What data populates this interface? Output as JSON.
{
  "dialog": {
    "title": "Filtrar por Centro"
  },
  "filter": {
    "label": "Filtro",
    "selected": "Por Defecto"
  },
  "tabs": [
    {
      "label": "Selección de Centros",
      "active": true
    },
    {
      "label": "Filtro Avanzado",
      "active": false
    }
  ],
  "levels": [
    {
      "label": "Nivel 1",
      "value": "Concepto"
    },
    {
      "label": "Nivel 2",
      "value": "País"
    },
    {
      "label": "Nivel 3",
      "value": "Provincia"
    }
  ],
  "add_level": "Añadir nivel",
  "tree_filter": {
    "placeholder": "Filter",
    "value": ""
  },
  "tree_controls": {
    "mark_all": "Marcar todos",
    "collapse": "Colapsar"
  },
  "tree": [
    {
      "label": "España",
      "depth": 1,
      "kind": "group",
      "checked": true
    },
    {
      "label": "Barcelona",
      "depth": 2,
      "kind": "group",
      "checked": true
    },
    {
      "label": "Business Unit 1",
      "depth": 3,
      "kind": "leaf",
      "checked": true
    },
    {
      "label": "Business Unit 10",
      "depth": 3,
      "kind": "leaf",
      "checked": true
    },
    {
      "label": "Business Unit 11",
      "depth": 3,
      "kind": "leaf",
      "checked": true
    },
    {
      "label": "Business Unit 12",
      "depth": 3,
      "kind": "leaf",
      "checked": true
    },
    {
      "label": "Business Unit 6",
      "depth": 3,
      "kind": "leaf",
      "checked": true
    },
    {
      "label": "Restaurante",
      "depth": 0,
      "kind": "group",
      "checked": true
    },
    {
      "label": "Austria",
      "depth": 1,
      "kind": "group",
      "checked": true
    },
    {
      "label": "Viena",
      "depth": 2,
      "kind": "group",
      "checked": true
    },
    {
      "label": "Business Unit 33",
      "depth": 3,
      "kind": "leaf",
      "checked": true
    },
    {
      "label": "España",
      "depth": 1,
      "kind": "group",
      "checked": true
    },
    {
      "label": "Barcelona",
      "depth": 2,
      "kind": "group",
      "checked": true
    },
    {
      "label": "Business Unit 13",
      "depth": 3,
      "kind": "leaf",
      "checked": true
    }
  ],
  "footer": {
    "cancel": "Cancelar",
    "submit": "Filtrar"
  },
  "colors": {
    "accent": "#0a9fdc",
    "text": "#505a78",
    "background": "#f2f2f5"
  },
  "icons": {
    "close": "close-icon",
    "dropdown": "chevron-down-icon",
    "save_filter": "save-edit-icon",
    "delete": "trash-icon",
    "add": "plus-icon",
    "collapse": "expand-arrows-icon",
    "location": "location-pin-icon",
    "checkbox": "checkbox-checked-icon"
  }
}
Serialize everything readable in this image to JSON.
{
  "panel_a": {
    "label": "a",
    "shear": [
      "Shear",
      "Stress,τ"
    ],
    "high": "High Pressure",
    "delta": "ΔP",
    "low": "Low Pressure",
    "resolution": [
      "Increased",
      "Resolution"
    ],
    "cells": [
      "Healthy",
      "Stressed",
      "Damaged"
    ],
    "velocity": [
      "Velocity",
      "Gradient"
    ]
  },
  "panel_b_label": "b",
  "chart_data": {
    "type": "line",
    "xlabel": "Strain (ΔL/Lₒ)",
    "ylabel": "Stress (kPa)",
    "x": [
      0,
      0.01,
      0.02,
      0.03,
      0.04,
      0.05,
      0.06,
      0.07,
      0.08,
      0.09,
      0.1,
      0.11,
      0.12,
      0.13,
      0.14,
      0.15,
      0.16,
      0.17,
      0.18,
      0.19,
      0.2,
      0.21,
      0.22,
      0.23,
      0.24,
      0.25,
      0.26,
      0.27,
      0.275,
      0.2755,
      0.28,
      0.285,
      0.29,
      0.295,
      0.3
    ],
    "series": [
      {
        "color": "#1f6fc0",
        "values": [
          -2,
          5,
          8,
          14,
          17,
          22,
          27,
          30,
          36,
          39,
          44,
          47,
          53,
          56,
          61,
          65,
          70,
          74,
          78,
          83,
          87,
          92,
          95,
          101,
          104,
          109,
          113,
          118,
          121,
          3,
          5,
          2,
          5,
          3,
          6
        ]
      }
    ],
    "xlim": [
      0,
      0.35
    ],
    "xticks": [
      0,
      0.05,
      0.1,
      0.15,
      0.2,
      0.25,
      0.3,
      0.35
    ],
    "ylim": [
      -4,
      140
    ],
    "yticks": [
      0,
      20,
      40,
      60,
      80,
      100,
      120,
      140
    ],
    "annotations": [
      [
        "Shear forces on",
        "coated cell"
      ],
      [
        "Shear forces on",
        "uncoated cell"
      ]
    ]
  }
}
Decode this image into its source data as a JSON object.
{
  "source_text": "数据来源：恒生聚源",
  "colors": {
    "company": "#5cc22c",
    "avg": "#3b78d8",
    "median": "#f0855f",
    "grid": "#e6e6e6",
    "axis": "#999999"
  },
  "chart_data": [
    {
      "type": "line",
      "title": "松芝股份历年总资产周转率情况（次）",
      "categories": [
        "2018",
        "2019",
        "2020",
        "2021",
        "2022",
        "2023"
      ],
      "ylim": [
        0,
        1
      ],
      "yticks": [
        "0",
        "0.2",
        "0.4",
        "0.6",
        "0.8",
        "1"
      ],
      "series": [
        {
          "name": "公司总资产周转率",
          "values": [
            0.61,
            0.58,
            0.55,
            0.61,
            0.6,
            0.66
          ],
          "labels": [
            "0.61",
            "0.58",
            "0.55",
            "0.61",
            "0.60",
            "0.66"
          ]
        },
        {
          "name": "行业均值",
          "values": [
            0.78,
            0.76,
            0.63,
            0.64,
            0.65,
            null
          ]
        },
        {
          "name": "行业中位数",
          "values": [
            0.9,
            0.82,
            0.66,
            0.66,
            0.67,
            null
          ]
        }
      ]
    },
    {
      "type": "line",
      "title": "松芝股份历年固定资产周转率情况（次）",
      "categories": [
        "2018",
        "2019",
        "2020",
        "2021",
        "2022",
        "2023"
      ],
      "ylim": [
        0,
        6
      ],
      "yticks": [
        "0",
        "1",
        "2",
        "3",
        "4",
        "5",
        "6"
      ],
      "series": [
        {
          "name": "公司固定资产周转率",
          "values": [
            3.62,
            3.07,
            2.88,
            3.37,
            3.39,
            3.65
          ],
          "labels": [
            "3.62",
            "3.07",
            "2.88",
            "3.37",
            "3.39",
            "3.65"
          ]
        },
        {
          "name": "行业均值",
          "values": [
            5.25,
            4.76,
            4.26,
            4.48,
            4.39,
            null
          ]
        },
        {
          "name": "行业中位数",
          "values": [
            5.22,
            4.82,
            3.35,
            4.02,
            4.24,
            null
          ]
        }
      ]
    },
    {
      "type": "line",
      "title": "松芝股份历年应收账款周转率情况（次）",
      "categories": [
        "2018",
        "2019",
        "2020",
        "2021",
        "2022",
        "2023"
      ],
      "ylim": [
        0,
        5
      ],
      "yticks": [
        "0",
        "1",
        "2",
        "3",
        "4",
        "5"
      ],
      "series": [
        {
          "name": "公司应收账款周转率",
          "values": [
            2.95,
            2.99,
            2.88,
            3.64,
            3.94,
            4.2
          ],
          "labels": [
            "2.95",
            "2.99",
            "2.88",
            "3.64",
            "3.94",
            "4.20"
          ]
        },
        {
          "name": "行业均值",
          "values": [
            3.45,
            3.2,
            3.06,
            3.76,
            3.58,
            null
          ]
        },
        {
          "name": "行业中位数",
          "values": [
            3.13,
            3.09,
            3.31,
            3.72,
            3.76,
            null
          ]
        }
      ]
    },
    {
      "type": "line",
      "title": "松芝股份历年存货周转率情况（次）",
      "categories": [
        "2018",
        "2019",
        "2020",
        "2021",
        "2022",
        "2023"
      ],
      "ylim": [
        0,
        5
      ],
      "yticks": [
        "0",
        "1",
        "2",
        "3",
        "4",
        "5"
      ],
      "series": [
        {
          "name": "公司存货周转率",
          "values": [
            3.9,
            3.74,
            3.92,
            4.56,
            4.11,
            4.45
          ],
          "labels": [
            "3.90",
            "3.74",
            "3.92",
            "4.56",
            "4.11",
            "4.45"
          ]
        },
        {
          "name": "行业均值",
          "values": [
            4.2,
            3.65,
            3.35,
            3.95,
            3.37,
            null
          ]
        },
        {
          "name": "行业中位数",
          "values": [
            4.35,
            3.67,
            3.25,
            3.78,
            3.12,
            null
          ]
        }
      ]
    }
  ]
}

◆ Problem statement ◆
Using the listing, collect all lines in which the string "this" is found.

◆ Task solution ◆
What data populates this interface? Output as JSON.
Serialize everything readable in this image to JSON.
Decode this image into its source data as a JSON object.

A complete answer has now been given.